# SUPPLIED TEXT

########################################

In May 2013, to mark the 50th anniversary of the establishment of the Organisation of African Unity (OAU), the 21st Ordinary Session of the AU Assembly of Heads of State and Government adopted a 50th Anniversary Solemn Declaration.

Among other things, that Declaration says:

“(We, African Heads of State and Government) guided by the vision of our Union and affirming our determination to build an integrated, prosperous and peaceful Africa, driven and managed by its own citizens and representing a dynamic force in the international arena…

“Declare our strong commitment to accelerate the African Renaissance by ensuring the integration of the principles of Pan Africanism in all our policies and initiatives…

“(We will) move with speed towards the integration and merger of the Regional Economic Communities as the building blocks of the Union.

“(We will) endeavour for Africa to take its rightful place in the political, security, economic and social systems of global governance towards the realisation of its renaissance and establishing Africa as a leading continent, (and thus) reiterate our commitment to Africa’s active role in the globalisation process and international forums, including in financial and economic Institutions.

“We pledge to act together with our peoples and the African Diaspora to realise our vision of Pan Africanism and African Renaissance.”

The last OAU Assembly of Heads of State and Government held in Lusaka, Zambia in 2001 adopted what ultimately became known as the New Partnership for Africa’s Development (NEPAD).

In October of that year, the NEPAD leadership issued a comprehensive document on the partnership. Among others, the document says:

“This New Partnership for Africa’s Development is a pledge by African leaders, based on a common vision and a firm and shared conviction, that they have a pressing duty to eradicate poverty and to place their countries, both individually and collectively, on a path of sustainable growth and development, and at the same time to participate actively in the world economy and body politic…

“The poverty and backwardness of Africa stand in stark contrast to the prosperity of the developed world…

“The New Partnership for Africa’s Development calls for the reversal of this abnormal situation by changing the relationship that underpins it. Africans are appealing neither for the further entrenchment of dependency through aid, nor for marginal concessions.

“We are convinced that an historic opportunity presents itself to end the scourge of underdevelopment that afflicts Africa. The resources, including capital, technology and human skills, that are required to launch a global war on poverty and underdevelopment exist in abundance, and are within our reach…

“Across the continent, Africans declare that we will no longer allow ourselves to be conditioned by circumstance. We will determine our own destiny and call on the rest of the world to complement our efforts.”

I have quoted passages from the AU 2013 Solemn Declaration and the 2001 NEPAD founding document because these state precisely what our continent wants to achieve, in all instances informed by the Pan African ideal to which this launch of the Amandla Institute has drawn our attention.

Accordingly, no one among us or elsewhere on our continent and the African Diaspora can say that as a continent we have not identified the objectives we pursue and therefore that we have not defined the Africa we want!

########################################

Element region listings:
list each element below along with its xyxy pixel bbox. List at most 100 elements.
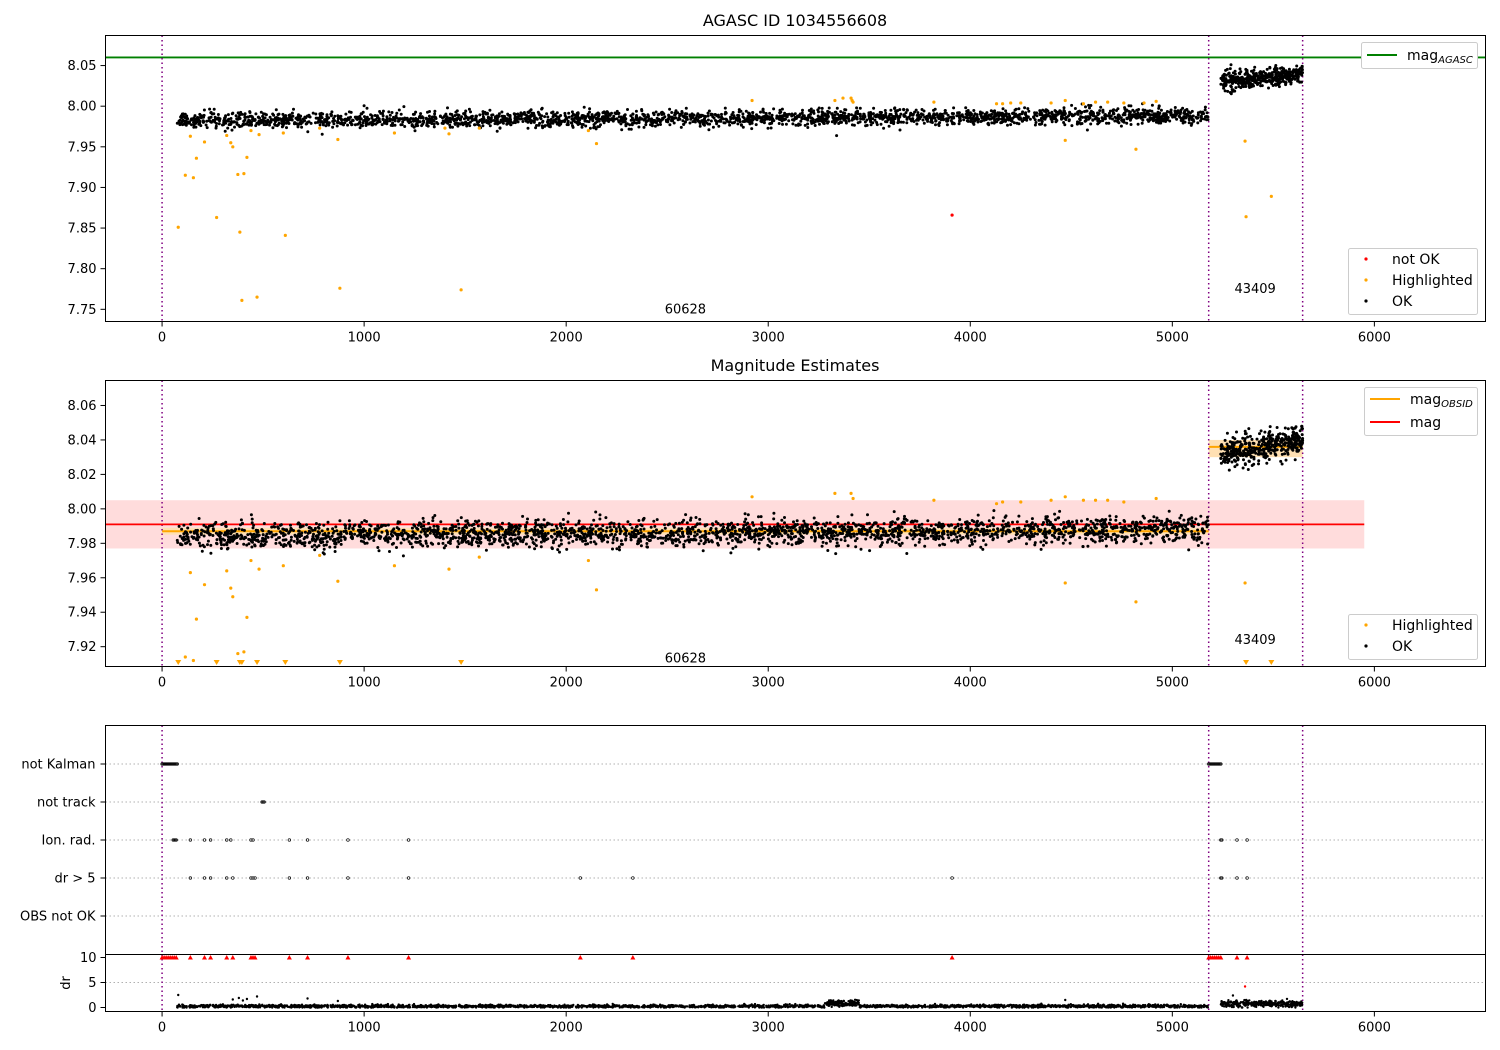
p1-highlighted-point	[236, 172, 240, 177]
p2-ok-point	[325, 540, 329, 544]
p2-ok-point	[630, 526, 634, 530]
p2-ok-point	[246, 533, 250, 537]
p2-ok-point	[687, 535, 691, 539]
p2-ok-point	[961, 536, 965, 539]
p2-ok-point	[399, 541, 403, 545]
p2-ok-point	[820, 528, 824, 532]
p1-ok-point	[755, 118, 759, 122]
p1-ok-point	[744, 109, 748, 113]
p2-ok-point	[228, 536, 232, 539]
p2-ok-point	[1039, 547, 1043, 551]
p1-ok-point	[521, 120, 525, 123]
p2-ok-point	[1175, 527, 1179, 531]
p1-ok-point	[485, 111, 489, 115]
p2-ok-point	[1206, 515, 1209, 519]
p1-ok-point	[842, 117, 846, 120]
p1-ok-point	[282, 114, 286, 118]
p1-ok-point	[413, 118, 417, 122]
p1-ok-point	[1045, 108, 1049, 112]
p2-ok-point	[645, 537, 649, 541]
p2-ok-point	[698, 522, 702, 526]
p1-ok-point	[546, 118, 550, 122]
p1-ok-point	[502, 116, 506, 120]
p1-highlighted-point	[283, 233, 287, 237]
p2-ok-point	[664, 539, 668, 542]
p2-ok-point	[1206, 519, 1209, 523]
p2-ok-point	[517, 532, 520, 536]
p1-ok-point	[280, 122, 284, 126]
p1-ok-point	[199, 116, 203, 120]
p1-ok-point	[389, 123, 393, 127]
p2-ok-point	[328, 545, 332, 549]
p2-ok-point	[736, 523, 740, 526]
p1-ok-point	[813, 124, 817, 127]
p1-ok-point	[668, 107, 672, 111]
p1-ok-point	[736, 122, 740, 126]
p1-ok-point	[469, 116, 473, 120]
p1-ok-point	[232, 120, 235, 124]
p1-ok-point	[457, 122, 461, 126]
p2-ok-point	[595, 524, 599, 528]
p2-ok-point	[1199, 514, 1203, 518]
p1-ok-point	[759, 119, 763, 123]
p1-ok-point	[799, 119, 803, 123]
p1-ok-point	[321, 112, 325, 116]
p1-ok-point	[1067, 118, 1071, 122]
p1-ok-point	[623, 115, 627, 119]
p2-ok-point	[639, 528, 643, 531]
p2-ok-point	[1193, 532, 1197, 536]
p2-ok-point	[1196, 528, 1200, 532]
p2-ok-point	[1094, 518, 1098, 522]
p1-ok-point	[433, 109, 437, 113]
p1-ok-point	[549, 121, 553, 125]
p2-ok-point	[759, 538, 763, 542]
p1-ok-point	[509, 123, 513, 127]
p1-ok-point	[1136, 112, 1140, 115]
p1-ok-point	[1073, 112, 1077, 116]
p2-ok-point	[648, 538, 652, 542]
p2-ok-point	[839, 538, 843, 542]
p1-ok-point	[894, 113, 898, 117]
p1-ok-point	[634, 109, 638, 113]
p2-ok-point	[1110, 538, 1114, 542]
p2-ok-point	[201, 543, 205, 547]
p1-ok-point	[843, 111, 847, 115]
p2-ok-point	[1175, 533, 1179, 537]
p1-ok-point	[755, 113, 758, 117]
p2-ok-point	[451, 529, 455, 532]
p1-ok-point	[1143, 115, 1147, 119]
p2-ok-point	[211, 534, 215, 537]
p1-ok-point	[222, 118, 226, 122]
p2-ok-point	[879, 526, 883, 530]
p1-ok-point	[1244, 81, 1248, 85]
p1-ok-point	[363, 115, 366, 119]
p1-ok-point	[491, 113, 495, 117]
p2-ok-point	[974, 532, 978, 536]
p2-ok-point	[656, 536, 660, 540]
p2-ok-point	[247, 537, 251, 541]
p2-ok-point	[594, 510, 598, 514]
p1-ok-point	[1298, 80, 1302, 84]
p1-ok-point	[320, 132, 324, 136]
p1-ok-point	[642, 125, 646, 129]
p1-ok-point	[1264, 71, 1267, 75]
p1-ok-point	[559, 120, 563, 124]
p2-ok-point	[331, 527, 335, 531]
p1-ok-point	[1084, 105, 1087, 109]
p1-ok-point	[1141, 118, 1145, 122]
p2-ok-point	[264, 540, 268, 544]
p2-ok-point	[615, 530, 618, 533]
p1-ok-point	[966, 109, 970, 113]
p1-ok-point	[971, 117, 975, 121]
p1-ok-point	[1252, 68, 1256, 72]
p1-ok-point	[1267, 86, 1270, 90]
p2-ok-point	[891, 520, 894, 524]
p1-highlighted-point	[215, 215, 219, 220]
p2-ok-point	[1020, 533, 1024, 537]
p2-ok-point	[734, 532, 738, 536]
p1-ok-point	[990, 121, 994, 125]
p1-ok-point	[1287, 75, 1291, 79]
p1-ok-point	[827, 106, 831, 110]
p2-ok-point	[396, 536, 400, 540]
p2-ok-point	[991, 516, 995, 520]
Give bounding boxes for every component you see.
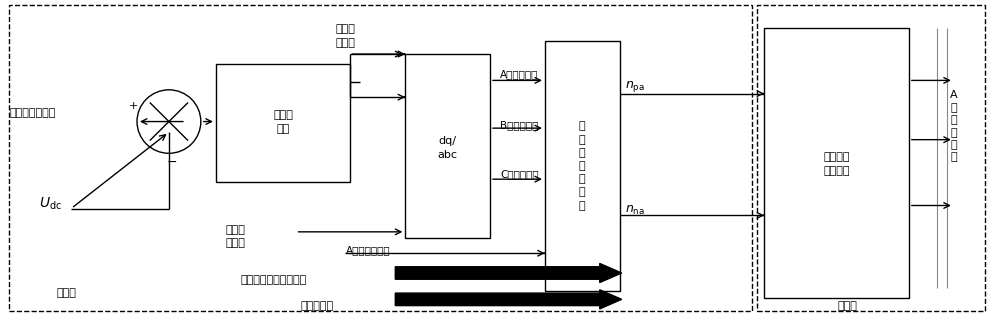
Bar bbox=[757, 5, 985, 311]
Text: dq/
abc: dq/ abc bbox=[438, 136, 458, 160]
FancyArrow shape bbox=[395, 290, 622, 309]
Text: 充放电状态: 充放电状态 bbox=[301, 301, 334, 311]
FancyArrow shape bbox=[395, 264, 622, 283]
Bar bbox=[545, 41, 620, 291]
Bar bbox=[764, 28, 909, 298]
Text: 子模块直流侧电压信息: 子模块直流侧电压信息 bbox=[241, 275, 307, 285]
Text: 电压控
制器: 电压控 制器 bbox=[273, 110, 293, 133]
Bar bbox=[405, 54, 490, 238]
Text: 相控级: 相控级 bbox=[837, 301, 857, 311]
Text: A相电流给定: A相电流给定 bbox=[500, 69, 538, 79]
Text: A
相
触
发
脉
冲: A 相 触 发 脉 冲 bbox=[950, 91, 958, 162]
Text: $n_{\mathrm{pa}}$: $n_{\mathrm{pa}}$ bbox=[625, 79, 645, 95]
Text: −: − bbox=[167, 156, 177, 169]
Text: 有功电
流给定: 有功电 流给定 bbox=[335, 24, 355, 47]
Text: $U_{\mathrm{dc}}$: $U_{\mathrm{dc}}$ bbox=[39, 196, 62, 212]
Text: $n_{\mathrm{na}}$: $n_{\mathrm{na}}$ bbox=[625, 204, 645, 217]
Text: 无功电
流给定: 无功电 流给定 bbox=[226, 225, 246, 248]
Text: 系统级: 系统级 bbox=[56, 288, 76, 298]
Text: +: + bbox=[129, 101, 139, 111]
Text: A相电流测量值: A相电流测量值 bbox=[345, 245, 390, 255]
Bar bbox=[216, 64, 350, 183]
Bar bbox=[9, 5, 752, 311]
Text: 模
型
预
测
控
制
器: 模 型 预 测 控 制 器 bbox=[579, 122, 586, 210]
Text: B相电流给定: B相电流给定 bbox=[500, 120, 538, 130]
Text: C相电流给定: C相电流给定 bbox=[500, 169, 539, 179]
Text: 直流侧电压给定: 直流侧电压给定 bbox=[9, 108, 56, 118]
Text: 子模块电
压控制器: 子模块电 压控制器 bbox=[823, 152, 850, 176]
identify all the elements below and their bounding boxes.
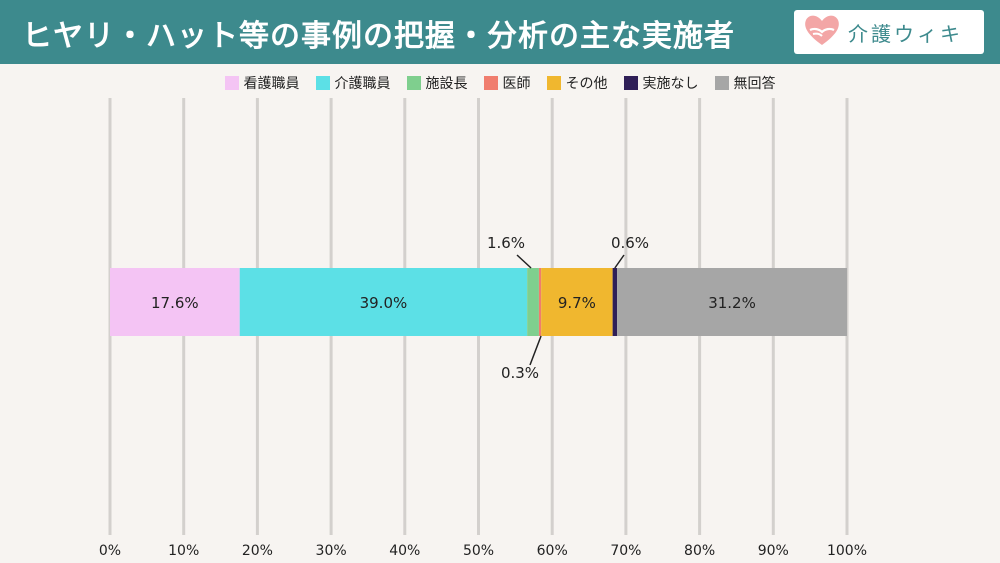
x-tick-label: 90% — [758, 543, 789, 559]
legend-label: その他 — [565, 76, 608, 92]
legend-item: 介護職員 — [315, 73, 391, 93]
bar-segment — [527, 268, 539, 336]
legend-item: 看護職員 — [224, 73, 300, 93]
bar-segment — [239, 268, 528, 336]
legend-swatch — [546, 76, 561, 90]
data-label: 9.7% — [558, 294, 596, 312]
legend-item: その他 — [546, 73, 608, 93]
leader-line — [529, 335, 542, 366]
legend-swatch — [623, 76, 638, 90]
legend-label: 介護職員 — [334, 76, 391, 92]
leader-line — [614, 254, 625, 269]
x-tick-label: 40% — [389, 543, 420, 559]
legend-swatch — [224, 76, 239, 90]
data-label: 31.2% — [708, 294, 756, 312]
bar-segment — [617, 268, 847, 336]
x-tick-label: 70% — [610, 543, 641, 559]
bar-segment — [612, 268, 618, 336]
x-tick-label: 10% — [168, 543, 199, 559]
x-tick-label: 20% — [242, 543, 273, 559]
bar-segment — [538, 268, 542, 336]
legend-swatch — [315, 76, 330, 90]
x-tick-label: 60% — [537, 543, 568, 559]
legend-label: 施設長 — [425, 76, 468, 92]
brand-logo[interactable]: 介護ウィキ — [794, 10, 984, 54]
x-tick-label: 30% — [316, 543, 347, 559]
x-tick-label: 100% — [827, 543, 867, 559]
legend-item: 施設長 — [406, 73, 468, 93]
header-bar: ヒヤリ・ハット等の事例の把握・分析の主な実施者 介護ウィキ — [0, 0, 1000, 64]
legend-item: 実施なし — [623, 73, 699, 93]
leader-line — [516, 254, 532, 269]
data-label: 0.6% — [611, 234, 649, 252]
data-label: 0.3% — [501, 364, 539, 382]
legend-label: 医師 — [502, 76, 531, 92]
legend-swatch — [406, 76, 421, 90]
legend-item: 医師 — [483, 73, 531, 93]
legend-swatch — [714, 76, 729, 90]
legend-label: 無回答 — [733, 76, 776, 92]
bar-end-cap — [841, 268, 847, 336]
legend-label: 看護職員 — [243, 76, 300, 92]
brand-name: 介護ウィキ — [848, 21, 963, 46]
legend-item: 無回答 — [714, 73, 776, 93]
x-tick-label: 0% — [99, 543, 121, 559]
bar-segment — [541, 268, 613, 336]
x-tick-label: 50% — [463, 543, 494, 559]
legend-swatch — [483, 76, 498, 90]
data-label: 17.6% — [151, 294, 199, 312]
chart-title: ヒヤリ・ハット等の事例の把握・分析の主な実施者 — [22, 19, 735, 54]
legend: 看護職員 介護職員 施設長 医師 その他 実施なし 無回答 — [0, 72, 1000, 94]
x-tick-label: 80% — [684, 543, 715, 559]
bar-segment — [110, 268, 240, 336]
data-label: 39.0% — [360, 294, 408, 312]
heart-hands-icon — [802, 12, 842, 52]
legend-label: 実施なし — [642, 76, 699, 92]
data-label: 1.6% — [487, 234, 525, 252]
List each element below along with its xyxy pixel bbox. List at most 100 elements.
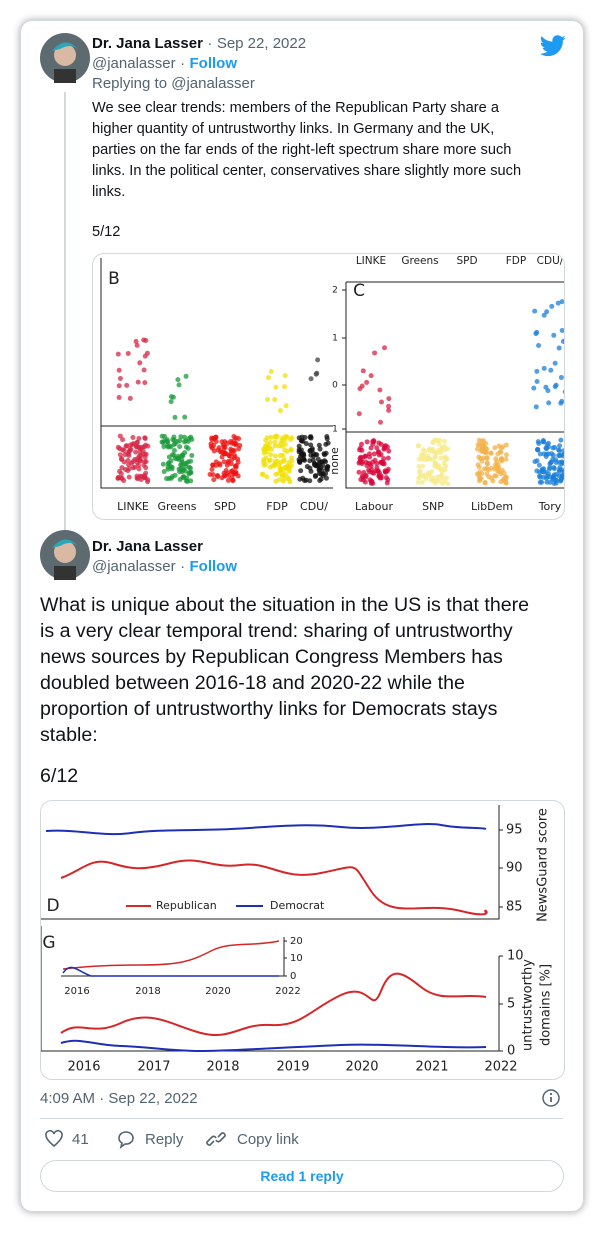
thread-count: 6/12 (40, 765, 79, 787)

########################################

# REQUIREMENT 1
Please switch "backwardness" to "underdevelopment" and give the Pan Africanism passage again, beginning at the words that have "In October of" and stopping after "for marginal concessions.".
# REQUIREMENT 2
List the resources that the Pan Africanism passage names as required to launch a global war on poverty and underdevelopment.
Rely on the Pan Africanism passage alone.

# TASK ANSWER 1
In October of that year, the NEPAD leadership issued a comprehensive document on the partnership. Among others, the document says:

“This New Partnership for Africa’s Development is a pledge by African leaders, based on a common vision and a firm and shared conviction, that they have a pressing duty to eradicate poverty and to place their countries, both individually and collectively, on a path of sustainable growth and development, and at the same time to participate actively in the world economy and body politic…

“The poverty and underdevelopment of Africa stand in stark contrast to the prosperity of the developed world…

“The New Partnership for Africa’s Development calls for the reversal of this abnormal situation by changing the relationship that underpins it. Africans are appealing neither for the further entrenchment of dependency through aid, nor for marginal concessions.

# TASK ANSWER 2
capital, technology, human skills